:: Data entries ::

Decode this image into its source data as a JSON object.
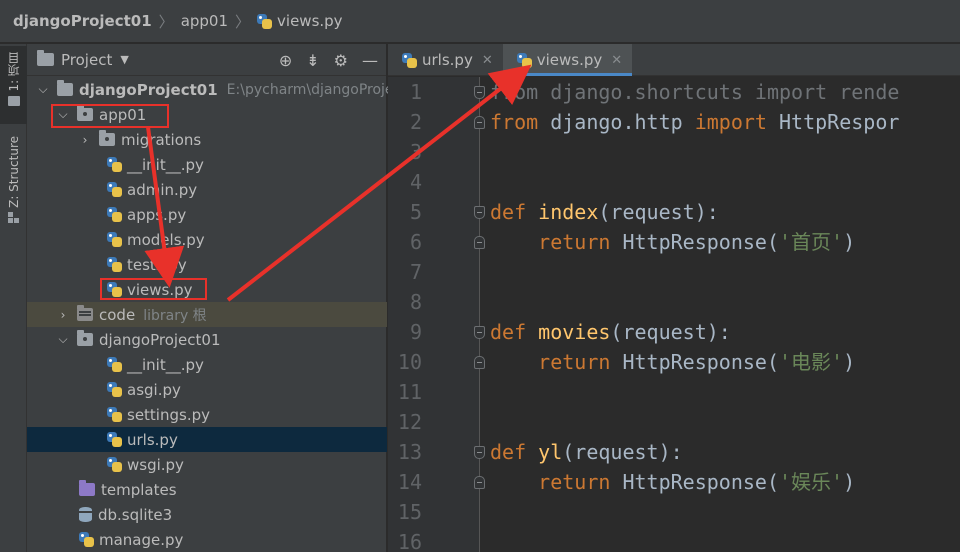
{
  "breadcrumb": {
    "project": "djangoProject01",
    "folder": "app01",
    "file": "views.py"
  },
  "toolstrip": {
    "project_tab": "1: 项目",
    "structure_tab": "Z: Structure"
  },
  "project_panel": {
    "title": "Project",
    "header_icons": [
      "target-icon",
      "collapse-icon",
      "gear-icon",
      "minimize-icon"
    ]
  },
  "tree": {
    "root": {
      "name": "djangoProject01",
      "path": "E:\\pycharm\\djangoProje"
    },
    "app01": "app01",
    "migrations": "migrations",
    "app01_init": "__init__.py",
    "admin": "admin.py",
    "apps": "apps.py",
    "models": "models.py",
    "tests": "tests.py",
    "views": "views.py",
    "code": "code",
    "code_suffix": "library 根",
    "pkg": "djangoProject01",
    "pkg_init": "__init__.py",
    "asgi": "asgi.py",
    "settings": "settings.py",
    "urls": "urls.py",
    "wsgi": "wsgi.py",
    "templates": "templates",
    "db": "db.sqlite3",
    "manage": "manage.py"
  },
  "editor": {
    "tabs": [
      {
        "label": "urls.py",
        "active": false
      },
      {
        "label": "views.py",
        "active": true
      }
    ],
    "line_numbers": [
      "1",
      "2",
      "3",
      "4",
      "5",
      "6",
      "7",
      "8",
      "9",
      "10",
      "11",
      "12",
      "13",
      "14",
      "15",
      "16"
    ],
    "code": {
      "l1_from": "from",
      "l1_mod": " django.shortcuts ",
      "l1_import": "import",
      "l1_rest": " rende",
      "l2_from": "from",
      "l2_mod": " django.http ",
      "l2_import": "import",
      "l2_rest": " HttpRespor",
      "l5_def": "def",
      "l5_name": "index",
      "l5_args": "(request):",
      "l6_return": "return",
      "l6_call": " HttpResponse(",
      "l6_str": "'首页'",
      "l6_end": ")",
      "l9_def": "def",
      "l9_name": "movies",
      "l9_args": "(request):",
      "l10_return": "return",
      "l10_call": " HttpResponse(",
      "l10_str": "'电影'",
      "l10_end": ")",
      "l13_def": "def",
      "l13_name": "yl",
      "l13_args": "(request):",
      "l14_return": "return",
      "l14_call": " HttpResponse(",
      "l14_str": "'娱乐'",
      "l14_end": ")"
    }
  },
  "colors": {
    "annotation_red": "#e8312a",
    "selection": "#0d293e",
    "keyword": "#cc7832",
    "function": "#ffc66d",
    "string": "#6a8759"
  }
}
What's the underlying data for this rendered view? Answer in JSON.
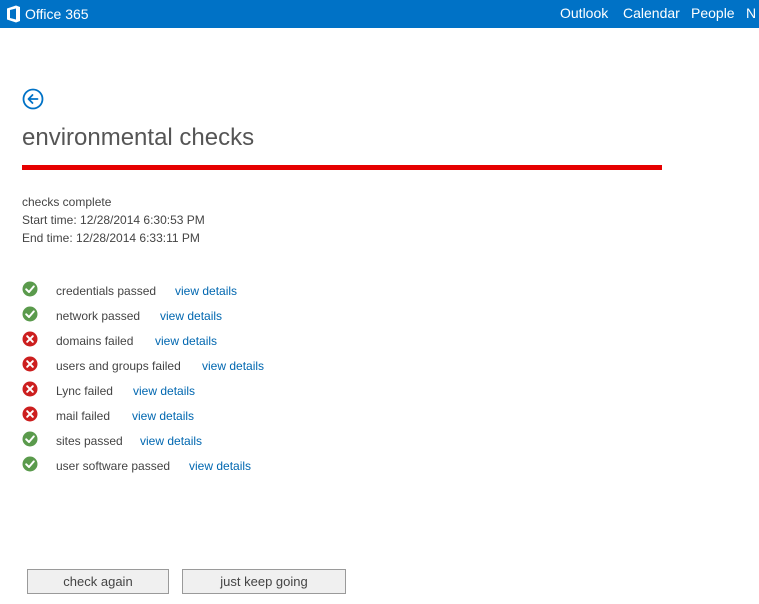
{
  "header": {
    "brand": "Office 365",
    "nav": [
      {
        "label": "Outlook",
        "name": "nav-outlook"
      },
      {
        "label": "Calendar",
        "name": "nav-calendar"
      },
      {
        "label": "People",
        "name": "nav-people"
      },
      {
        "label": "N",
        "name": "nav-more"
      }
    ]
  },
  "page": {
    "title": "environmental checks",
    "progress_percent": 100,
    "progress_color": "#e60000",
    "status": "checks complete",
    "start_time": "Start time: 12/28/2014 6:30:53 PM",
    "end_time": "End time: 12/28/2014 6:33:11 PM"
  },
  "checks": [
    {
      "label": "credentials passed",
      "status": "passed",
      "icon": "check-icon",
      "link": "view details"
    },
    {
      "label": "network passed",
      "status": "passed",
      "icon": "check-icon",
      "link": "view details"
    },
    {
      "label": "domains failed",
      "status": "failed",
      "icon": "error-icon",
      "link": "view details"
    },
    {
      "label": "users and groups failed",
      "status": "failed",
      "icon": "error-icon",
      "link": "view details"
    },
    {
      "label": "Lync failed",
      "status": "failed",
      "icon": "error-icon",
      "link": "view details"
    },
    {
      "label": "mail failed",
      "status": "failed",
      "icon": "error-icon",
      "link": "view details"
    },
    {
      "label": "sites passed",
      "status": "passed",
      "icon": "check-icon",
      "link": "view details"
    },
    {
      "label": "user software passed",
      "status": "passed",
      "icon": "check-icon",
      "link": "view details"
    }
  ],
  "buttons": {
    "check_again": "check again",
    "keep_going": "just keep going"
  },
  "colors": {
    "header": "#0072c6",
    "passed": "#5a9a4c",
    "failed": "#cc1e1e",
    "link": "#0067b0"
  }
}
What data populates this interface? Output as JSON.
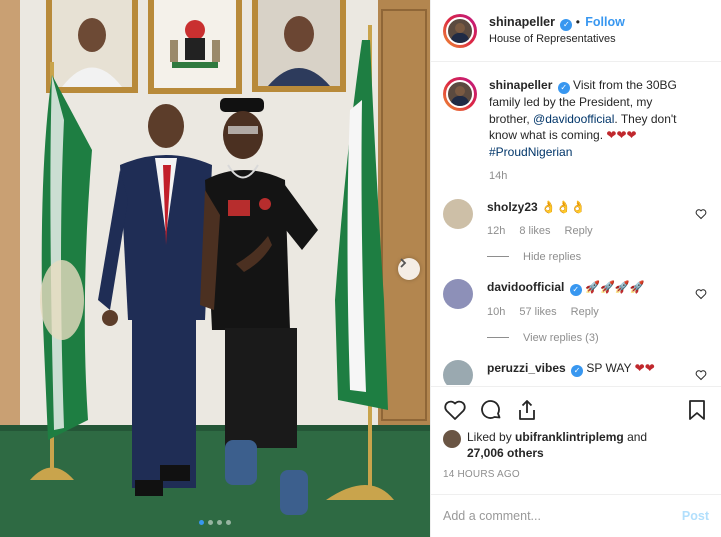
{
  "post": {
    "username": "shinapeller",
    "follow_label": "Follow",
    "location": "House of Representatives",
    "verified_glyph": "✓"
  },
  "caption": {
    "username": "shinapeller",
    "text_before": "Visit from the 30BG family led by the President, my brother,",
    "mention": "@davidoofficial",
    "text_after": ". They don't know what is coming.",
    "hearts": "❤❤❤",
    "hashtag": "#ProudNigerian",
    "time": "14h"
  },
  "comments": [
    {
      "username": "sholzy23",
      "text": "👌👌👌",
      "time": "12h",
      "likes": "8 likes",
      "reply_label": "Reply",
      "replies_label": "Hide replies",
      "verified": false,
      "avatar_color": "#cdbfa7"
    },
    {
      "username": "davidoofficial",
      "text": "🚀🚀🚀🚀",
      "time": "10h",
      "likes": "57 likes",
      "reply_label": "Reply",
      "replies_label": "View replies (3)",
      "verified": true,
      "avatar_color": "#8d90b8"
    },
    {
      "username": "peruzzi_vibes",
      "text": "SP WAY",
      "hearts": "❤❤",
      "verified": true,
      "avatar_color": "#9aa9b0"
    }
  ],
  "likes": {
    "prefix": "Liked by",
    "user": "ubifranklintriplemg",
    "conj": "and",
    "count": "27,006 others"
  },
  "timestamp": "14 HOURS AGO",
  "add_comment": {
    "placeholder": "Add a comment...",
    "post_label": "Post"
  },
  "carousel": {
    "count": 4,
    "active_index": 0
  },
  "icons": [
    "heart-icon",
    "comment-icon",
    "share-icon",
    "bookmark-icon",
    "chevron-right-icon"
  ],
  "colors": {
    "accent": "#3897f0",
    "text": "#262626",
    "muted": "#8e8e8e",
    "heart": "#c0282d",
    "post_disabled": "#b2dffc"
  }
}
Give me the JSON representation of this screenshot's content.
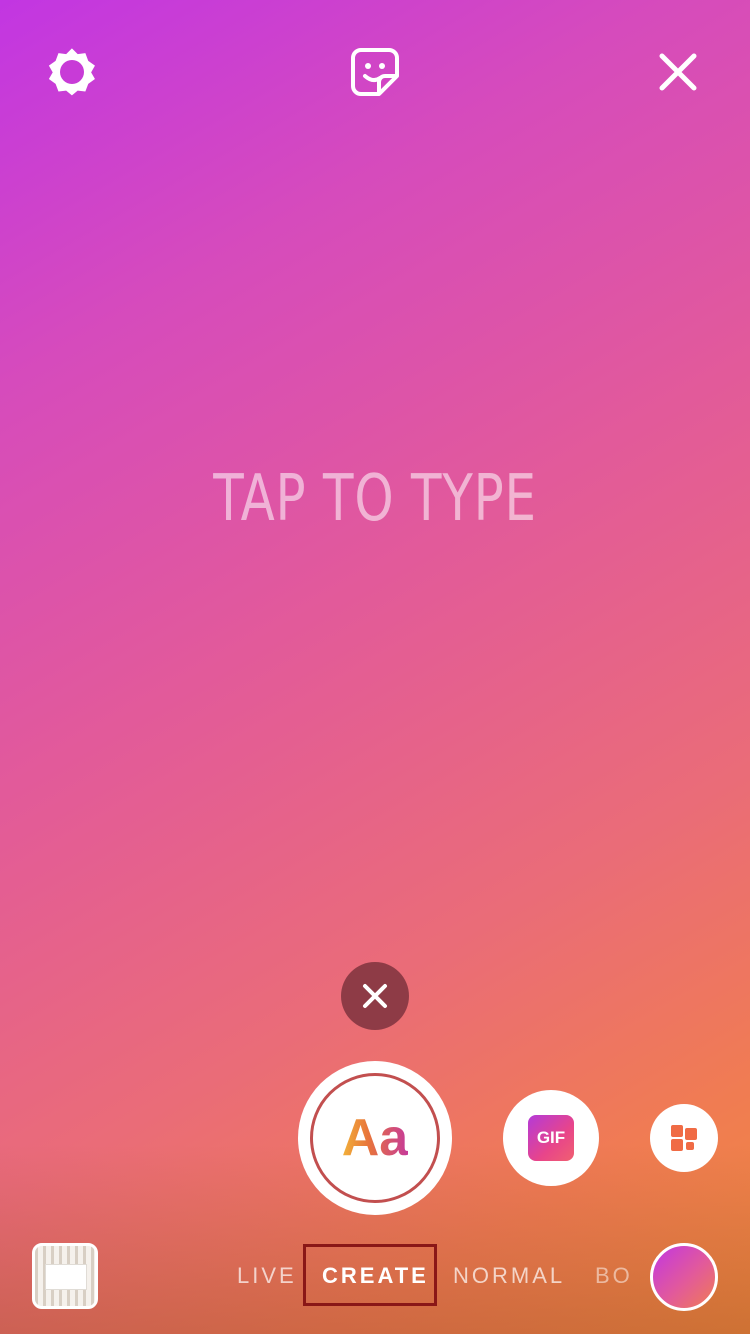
{
  "canvas": {
    "placeholder": "TAP TO TYPE",
    "background_colors": [
      "#c236e2",
      "#e25a9a",
      "#ef8a3c"
    ]
  },
  "top_bar": {
    "left_icon": "settings-icon",
    "center_icon": "sticker-icon",
    "right_icon": "close-icon"
  },
  "tools": {
    "dismiss_icon": "close-icon",
    "text_tool_label": "Aa",
    "gif_tool_label": "GIF",
    "layout_icon": "layout-icon"
  },
  "bottom_bar": {
    "gallery_icon": "gallery-thumbnail",
    "modes": [
      {
        "label": "LIVE",
        "selected": false
      },
      {
        "label": "CREATE",
        "selected": true
      },
      {
        "label": "NORMAL",
        "selected": false
      },
      {
        "label": "BO",
        "selected": false
      }
    ],
    "capture_icon": "capture-button",
    "highlight_color": "#8a1717"
  }
}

:: What you are asked to do ::
Reproduce the full material exactly, excluding the pictures.

:: Exercise solution ::
Decode this image into its source data as a JSON object.
{
  "breadcrumb": {
    "project": "djangoProject01",
    "folder": "app01",
    "file": "views.py"
  },
  "toolstrip": {
    "project_tab": "1: 项目",
    "structure_tab": "Z: Structure"
  },
  "project_panel": {
    "title": "Project",
    "header_icons": [
      "target-icon",
      "collapse-icon",
      "gear-icon",
      "minimize-icon"
    ]
  },
  "tree": {
    "root": {
      "name": "djangoProject01",
      "path": "E:\\pycharm\\djangoProje"
    },
    "app01": "app01",
    "migrations": "migrations",
    "app01_init": "__init__.py",
    "admin": "admin.py",
    "apps": "apps.py",
    "models": "models.py",
    "tests": "tests.py",
    "views": "views.py",
    "code": "code",
    "code_suffix": "library 根",
    "pkg": "djangoProject01",
    "pkg_init": "__init__.py",
    "asgi": "asgi.py",
    "settings": "settings.py",
    "urls": "urls.py",
    "wsgi": "wsgi.py",
    "templates": "templates",
    "db": "db.sqlite3",
    "manage": "manage.py"
  },
  "editor": {
    "tabs": [
      {
        "label": "urls.py",
        "active": false
      },
      {
        "label": "views.py",
        "active": true
      }
    ],
    "line_numbers": [
      "1",
      "2",
      "3",
      "4",
      "5",
      "6",
      "7",
      "8",
      "9",
      "10",
      "11",
      "12",
      "13",
      "14",
      "15",
      "16"
    ],
    "code": {
      "l1_from": "from",
      "l1_mod": " django.shortcuts ",
      "l1_import": "import",
      "l1_rest": " rende",
      "l2_from": "from",
      "l2_mod": " django.http ",
      "l2_import": "import",
      "l2_rest": " HttpRespor",
      "l5_def": "def",
      "l5_name": "index",
      "l5_args": "(request):",
      "l6_return": "return",
      "l6_call": " HttpResponse(",
      "l6_str": "'首页'",
      "l6_end": ")",
      "l9_def": "def",
      "l9_name": "movies",
      "l9_args": "(request):",
      "l10_return": "return",
      "l10_call": " HttpResponse(",
      "l10_str": "'电影'",
      "l10_end": ")",
      "l13_def": "def",
      "l13_name": "yl",
      "l13_args": "(request):",
      "l14_return": "return",
      "l14_call": " HttpResponse(",
      "l14_str": "'娱乐'",
      "l14_end": ")"
    }
  },
  "colors": {
    "annotation_red": "#e8312a",
    "selection": "#0d293e",
    "keyword": "#cc7832",
    "function": "#ffc66d",
    "string": "#6a8759"
  }
}
What's the underlying data for this rendered view? Answer in JSON.
{
  "header": {
    "brand": "Office 365",
    "nav": [
      {
        "label": "Outlook",
        "name": "nav-outlook"
      },
      {
        "label": "Calendar",
        "name": "nav-calendar"
      },
      {
        "label": "People",
        "name": "nav-people"
      },
      {
        "label": "N",
        "name": "nav-more"
      }
    ]
  },
  "page": {
    "title": "environmental checks",
    "progress_percent": 100,
    "progress_color": "#e60000",
    "status": "checks complete",
    "start_time": "Start time: 12/28/2014 6:30:53 PM",
    "end_time": "End time: 12/28/2014 6:33:11 PM"
  },
  "checks": [
    {
      "label": "credentials passed",
      "status": "passed",
      "icon": "check-icon",
      "link": "view details"
    },
    {
      "label": "network passed",
      "status": "passed",
      "icon": "check-icon",
      "link": "view details"
    },
    {
      "label": "domains failed",
      "status": "failed",
      "icon": "error-icon",
      "link": "view details"
    },
    {
      "label": "users and groups failed",
      "status": "failed",
      "icon": "error-icon",
      "link": "view details"
    },
    {
      "label": "Lync failed",
      "status": "failed",
      "icon": "error-icon",
      "link": "view details"
    },
    {
      "label": "mail failed",
      "status": "failed",
      "icon": "error-icon",
      "link": "view details"
    },
    {
      "label": "sites passed",
      "status": "passed",
      "icon": "check-icon",
      "link": "view details"
    },
    {
      "label": "user software passed",
      "status": "passed",
      "icon": "check-icon",
      "link": "view details"
    }
  ],
  "buttons": {
    "check_again": "check again",
    "keep_going": "just keep going"
  },
  "colors": {
    "header": "#0072c6",
    "passed": "#5a9a4c",
    "failed": "#cc1e1e",
    "link": "#0067b0"
  }
}
What data populates this interface? Output as JSON.
{
  "post": {
    "username": "shinapeller",
    "follow_label": "Follow",
    "location": "House of Representatives",
    "verified_glyph": "✓"
  },
  "caption": {
    "username": "shinapeller",
    "text_before": "Visit from the 30BG family led by the President, my brother,",
    "mention": "@davidoofficial",
    "text_after": ". They don't know what is coming.",
    "hearts": "❤❤❤",
    "hashtag": "#ProudNigerian",
    "time": "14h"
  },
  "comments": [
    {
      "username": "sholzy23",
      "text": "👌👌👌",
      "time": "12h",
      "likes": "8 likes",
      "reply_label": "Reply",
      "replies_label": "Hide replies",
      "verified": false,
      "avatar_color": "#cdbfa7"
    },
    {
      "username": "davidoofficial",
      "text": "🚀🚀🚀🚀",
      "time": "10h",
      "likes": "57 likes",
      "reply_label": "Reply",
      "replies_label": "View replies (3)",
      "verified": true,
      "avatar_color": "#8d90b8"
    },
    {
      "username": "peruzzi_vibes",
      "text": "SP WAY",
      "hearts": "❤❤",
      "verified": true,
      "avatar_color": "#9aa9b0"
    }
  ],
  "likes": {
    "prefix": "Liked by",
    "user": "ubifranklintriplemg",
    "conj": "and",
    "count": "27,006 others"
  },
  "timestamp": "14 HOURS AGO",
  "add_comment": {
    "placeholder": "Add a comment...",
    "post_label": "Post"
  },
  "carousel": {
    "count": 4,
    "active_index": 0
  },
  "icons": [
    "heart-icon",
    "comment-icon",
    "share-icon",
    "bookmark-icon",
    "chevron-right-icon"
  ],
  "colors": {
    "accent": "#3897f0",
    "text": "#262626",
    "muted": "#8e8e8e",
    "heart": "#c0282d",
    "post_disabled": "#b2dffc"
  }
}
Give me the JSON representation of this screenshot's content.
{
  "canvas": {
    "placeholder": "TAP TO TYPE",
    "background_colors": [
      "#c236e2",
      "#e25a9a",
      "#ef8a3c"
    ]
  },
  "top_bar": {
    "left_icon": "settings-icon",
    "center_icon": "sticker-icon",
    "right_icon": "close-icon"
  },
  "tools": {
    "dismiss_icon": "close-icon",
    "text_tool_label": "Aa",
    "gif_tool_label": "GIF",
    "layout_icon": "layout-icon"
  },
  "bottom_bar": {
    "gallery_icon": "gallery-thumbnail",
    "modes": [
      {
        "label": "LIVE",
        "selected": false
      },
      {
        "label": "CREATE",
        "selected": true
      },
      {
        "label": "NORMAL",
        "selected": false
      },
      {
        "label": "BO",
        "selected": false
      }
    ],
    "capture_icon": "capture-button",
    "highlight_color": "#8a1717"
  }
}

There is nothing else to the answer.